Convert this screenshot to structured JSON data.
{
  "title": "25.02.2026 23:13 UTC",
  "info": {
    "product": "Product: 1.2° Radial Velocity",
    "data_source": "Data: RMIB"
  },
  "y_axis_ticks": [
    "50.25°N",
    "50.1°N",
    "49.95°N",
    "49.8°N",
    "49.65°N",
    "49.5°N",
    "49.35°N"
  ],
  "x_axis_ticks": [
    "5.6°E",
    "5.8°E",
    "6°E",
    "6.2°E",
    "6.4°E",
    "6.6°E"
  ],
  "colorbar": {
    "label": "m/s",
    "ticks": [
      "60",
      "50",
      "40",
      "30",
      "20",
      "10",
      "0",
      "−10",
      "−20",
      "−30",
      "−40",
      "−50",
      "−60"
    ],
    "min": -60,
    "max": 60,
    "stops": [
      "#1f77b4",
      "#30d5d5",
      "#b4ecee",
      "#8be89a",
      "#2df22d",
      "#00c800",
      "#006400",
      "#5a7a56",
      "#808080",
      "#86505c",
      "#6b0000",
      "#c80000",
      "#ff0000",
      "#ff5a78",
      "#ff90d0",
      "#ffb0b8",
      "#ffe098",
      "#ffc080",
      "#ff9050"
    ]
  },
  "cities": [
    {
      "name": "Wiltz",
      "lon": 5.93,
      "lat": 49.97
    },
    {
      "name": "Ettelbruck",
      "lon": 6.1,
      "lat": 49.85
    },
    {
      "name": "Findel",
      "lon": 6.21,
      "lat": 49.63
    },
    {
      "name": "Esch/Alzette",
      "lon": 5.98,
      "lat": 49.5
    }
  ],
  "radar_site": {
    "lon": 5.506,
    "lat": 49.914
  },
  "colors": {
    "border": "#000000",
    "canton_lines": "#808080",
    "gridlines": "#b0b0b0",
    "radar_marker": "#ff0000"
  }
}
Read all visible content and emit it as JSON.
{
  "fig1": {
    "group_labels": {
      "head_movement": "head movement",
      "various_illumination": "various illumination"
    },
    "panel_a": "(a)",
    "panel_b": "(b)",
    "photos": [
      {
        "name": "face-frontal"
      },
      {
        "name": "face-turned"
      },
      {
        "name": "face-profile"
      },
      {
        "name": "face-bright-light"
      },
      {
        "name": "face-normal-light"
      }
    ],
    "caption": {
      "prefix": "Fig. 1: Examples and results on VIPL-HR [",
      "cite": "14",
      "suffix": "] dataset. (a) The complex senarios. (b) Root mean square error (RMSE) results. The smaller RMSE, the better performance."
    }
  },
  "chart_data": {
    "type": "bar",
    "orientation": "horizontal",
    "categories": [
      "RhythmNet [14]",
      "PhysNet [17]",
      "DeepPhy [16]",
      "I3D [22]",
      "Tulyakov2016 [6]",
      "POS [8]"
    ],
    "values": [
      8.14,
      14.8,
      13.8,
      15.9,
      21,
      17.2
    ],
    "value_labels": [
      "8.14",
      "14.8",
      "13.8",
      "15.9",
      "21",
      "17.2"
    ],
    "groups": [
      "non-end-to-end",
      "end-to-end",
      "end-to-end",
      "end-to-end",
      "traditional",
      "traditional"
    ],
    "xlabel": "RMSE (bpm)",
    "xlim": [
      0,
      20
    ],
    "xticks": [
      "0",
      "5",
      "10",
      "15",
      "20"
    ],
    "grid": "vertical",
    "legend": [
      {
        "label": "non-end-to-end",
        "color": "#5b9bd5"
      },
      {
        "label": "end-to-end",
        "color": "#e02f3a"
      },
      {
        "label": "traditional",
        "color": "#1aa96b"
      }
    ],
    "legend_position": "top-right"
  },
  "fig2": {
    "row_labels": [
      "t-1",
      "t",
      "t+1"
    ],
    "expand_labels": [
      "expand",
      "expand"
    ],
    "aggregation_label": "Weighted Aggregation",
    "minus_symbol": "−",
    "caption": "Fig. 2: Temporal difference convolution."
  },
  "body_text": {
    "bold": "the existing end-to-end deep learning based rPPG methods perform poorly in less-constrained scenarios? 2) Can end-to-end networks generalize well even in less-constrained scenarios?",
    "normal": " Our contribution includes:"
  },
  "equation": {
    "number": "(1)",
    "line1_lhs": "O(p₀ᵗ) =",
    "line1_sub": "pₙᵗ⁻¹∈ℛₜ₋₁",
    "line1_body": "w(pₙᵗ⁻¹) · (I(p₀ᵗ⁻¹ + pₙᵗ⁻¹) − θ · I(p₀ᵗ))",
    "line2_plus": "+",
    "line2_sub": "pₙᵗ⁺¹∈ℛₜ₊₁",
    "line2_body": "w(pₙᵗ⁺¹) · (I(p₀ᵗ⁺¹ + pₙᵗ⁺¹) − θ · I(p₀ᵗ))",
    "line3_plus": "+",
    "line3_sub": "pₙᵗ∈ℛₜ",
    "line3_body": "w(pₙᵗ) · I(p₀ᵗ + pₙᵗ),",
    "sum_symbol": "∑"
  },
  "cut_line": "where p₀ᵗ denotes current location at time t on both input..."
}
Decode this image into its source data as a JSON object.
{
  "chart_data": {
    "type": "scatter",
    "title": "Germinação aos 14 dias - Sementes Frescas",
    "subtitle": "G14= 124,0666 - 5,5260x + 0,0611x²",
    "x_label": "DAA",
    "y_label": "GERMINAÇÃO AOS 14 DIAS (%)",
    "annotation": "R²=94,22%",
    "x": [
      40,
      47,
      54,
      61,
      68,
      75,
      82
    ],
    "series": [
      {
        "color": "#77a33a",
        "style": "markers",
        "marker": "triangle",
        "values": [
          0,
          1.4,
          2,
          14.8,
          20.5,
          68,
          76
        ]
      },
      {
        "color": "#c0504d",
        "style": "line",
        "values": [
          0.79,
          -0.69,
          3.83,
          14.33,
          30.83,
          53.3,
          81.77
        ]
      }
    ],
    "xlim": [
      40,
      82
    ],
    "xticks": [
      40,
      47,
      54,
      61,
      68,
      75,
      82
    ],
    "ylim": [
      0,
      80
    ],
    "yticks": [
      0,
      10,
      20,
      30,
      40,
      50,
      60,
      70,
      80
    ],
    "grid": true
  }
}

════════

* _DO THIS_: Set down every line of the listing above again, exactly as given.

* _OUTPUT_:
Convert this screenshot to structured JSON data.
{
  "title": "25.02.2026 23:13 UTC",
  "info": {
    "product": "Product: 1.2° Radial Velocity",
    "data_source": "Data: RMIB"
  },
  "y_axis_ticks": [
    "50.25°N",
    "50.1°N",
    "49.95°N",
    "49.8°N",
    "49.65°N",
    "49.5°N",
    "49.35°N"
  ],
  "x_axis_ticks": [
    "5.6°E",
    "5.8°E",
    "6°E",
    "6.2°E",
    "6.4°E",
    "6.6°E"
  ],
  "colorbar": {
    "label": "m/s",
    "ticks": [
      "60",
      "50",
      "40",
      "30",
      "20",
      "10",
      "0",
      "−10",
      "−20",
      "−30",
      "−40",
      "−50",
      "−60"
    ],
    "min": -60,
    "max": 60,
    "stops": [
      "#1f77b4",
      "#30d5d5",
      "#b4ecee",
      "#8be89a",
      "#2df22d",
      "#00c800",
      "#006400",
      "#5a7a56",
      "#808080",
      "#86505c",
      "#6b0000",
      "#c80000",
      "#ff0000",
      "#ff5a78",
      "#ff90d0",
      "#ffb0b8",
      "#ffe098",
      "#ffc080",
      "#ff9050"
    ]
  },
  "cities": [
    {
      "name": "Wiltz",
      "lon": 5.93,
      "lat": 49.97
    },
    {
      "name": "Ettelbruck",
      "lon": 6.1,
      "lat": 49.85
    },
    {
      "name": "Findel",
      "lon": 6.21,
      "lat": 49.63
    },
    {
      "name": "Esch/Alzette",
      "lon": 5.98,
      "lat": 49.5
    }
  ],
  "radar_site": {
    "lon": 5.506,
    "lat": 49.914
  },
  "colors": {
    "border": "#000000",
    "canton_lines": "#808080",
    "gridlines": "#b0b0b0",
    "radar_marker": "#ff0000"
  }
}
Read all visible content and emit it as JSON.
{
  "fig1": {
    "group_labels": {
      "head_movement": "head movement",
      "various_illumination": "various illumination"
    },
    "panel_a": "(a)",
    "panel_b": "(b)",
    "photos": [
      {
        "name": "face-frontal"
      },
      {
        "name": "face-turned"
      },
      {
        "name": "face-profile"
      },
      {
        "name": "face-bright-light"
      },
      {
        "name": "face-normal-light"
      }
    ],
    "caption": {
      "prefix": "Fig. 1: Examples and results on VIPL-HR [",
      "cite": "14",
      "suffix": "] dataset. (a) The complex senarios. (b) Root mean square error (RMSE) results. The smaller RMSE, the better performance."
    }
  },
  "chart_data": {
    "type": "bar",
    "orientation": "horizontal",
    "categories": [
      "RhythmNet [14]",
      "PhysNet [17]",
      "DeepPhy [16]",
      "I3D [22]",
      "Tulyakov2016 [6]",
      "POS [8]"
    ],
    "values": [
      8.14,
      14.8,
      13.8,
      15.9,
      21,
      17.2
    ],
    "value_labels": [
      "8.14",
      "14.8",
      "13.8",
      "15.9",
      "21",
      "17.2"
    ],
    "groups": [
      "non-end-to-end",
      "end-to-end",
      "end-to-end",
      "end-to-end",
      "traditional",
      "traditional"
    ],
    "xlabel": "RMSE (bpm)",
    "xlim": [
      0,
      20
    ],
    "xticks": [
      "0",
      "5",
      "10",
      "15",
      "20"
    ],
    "grid": "vertical",
    "legend": [
      {
        "label": "non-end-to-end",
        "color": "#5b9bd5"
      },
      {
        "label": "end-to-end",
        "color": "#e02f3a"
      },
      {
        "label": "traditional",
        "color": "#1aa96b"
      }
    ],
    "legend_position": "top-right"
  },
  "fig2": {
    "row_labels": [
      "t-1",
      "t",
      "t+1"
    ],
    "expand_labels": [
      "expand",
      "expand"
    ],
    "aggregation_label": "Weighted Aggregation",
    "minus_symbol": "−",
    "caption": "Fig. 2: Temporal difference convolution."
  },
  "body_text": {
    "bold": "the existing end-to-end deep learning based rPPG methods perform poorly in less-constrained scenarios? 2) Can end-to-end networks generalize well even in less-constrained scenarios?",
    "normal": " Our contribution includes:"
  },
  "equation": {
    "number": "(1)",
    "line1_lhs": "O(p₀ᵗ) =",
    "line1_sub": "pₙᵗ⁻¹∈ℛₜ₋₁",
    "line1_body": "w(pₙᵗ⁻¹) · (I(p₀ᵗ⁻¹ + pₙᵗ⁻¹) − θ · I(p₀ᵗ))",
    "line2_plus": "+",
    "line2_sub": "pₙᵗ⁺¹∈ℛₜ₊₁",
    "line2_body": "w(pₙᵗ⁺¹) · (I(p₀ᵗ⁺¹ + pₙᵗ⁺¹) − θ · I(p₀ᵗ))",
    "line3_plus": "+",
    "line3_sub": "pₙᵗ∈ℛₜ",
    "line3_body": "w(pₙᵗ) · I(p₀ᵗ + pₙᵗ),",
    "sum_symbol": "∑"
  },
  "cut_line": "where p₀ᵗ denotes current location at time t on both input..."
}
Decode this image into its source data as a JSON object.
{
  "chart_data": {
    "type": "scatter",
    "title": "Germinação aos 14 dias - Sementes Frescas",
    "subtitle": "G14= 124,0666 - 5,5260x + 0,0611x²",
    "x_label": "DAA",
    "y_label": "GERMINAÇÃO AOS 14 DIAS (%)",
    "annotation": "R²=94,22%",
    "x": [
      40,
      47,
      54,
      61,
      68,
      75,
      82
    ],
    "series": [
      {
        "color": "#77a33a",
        "style": "markers",
        "marker": "triangle",
        "values": [
          0,
          1.4,
          2,
          14.8,
          20.5,
          68,
          76
        ]
      },
      {
        "color": "#c0504d",
        "style": "line",
        "values": [
          0.79,
          -0.69,
          3.83,
          14.33,
          30.83,
          53.3,
          81.77
        ]
      }
    ],
    "xlim": [
      40,
      82
    ],
    "xticks": [
      40,
      47,
      54,
      61,
      68,
      75,
      82
    ],
    "ylim": [
      0,
      80
    ],
    "yticks": [
      0,
      10,
      20,
      30,
      40,
      50,
      60,
      70,
      80
    ],
    "grid": true
  }
}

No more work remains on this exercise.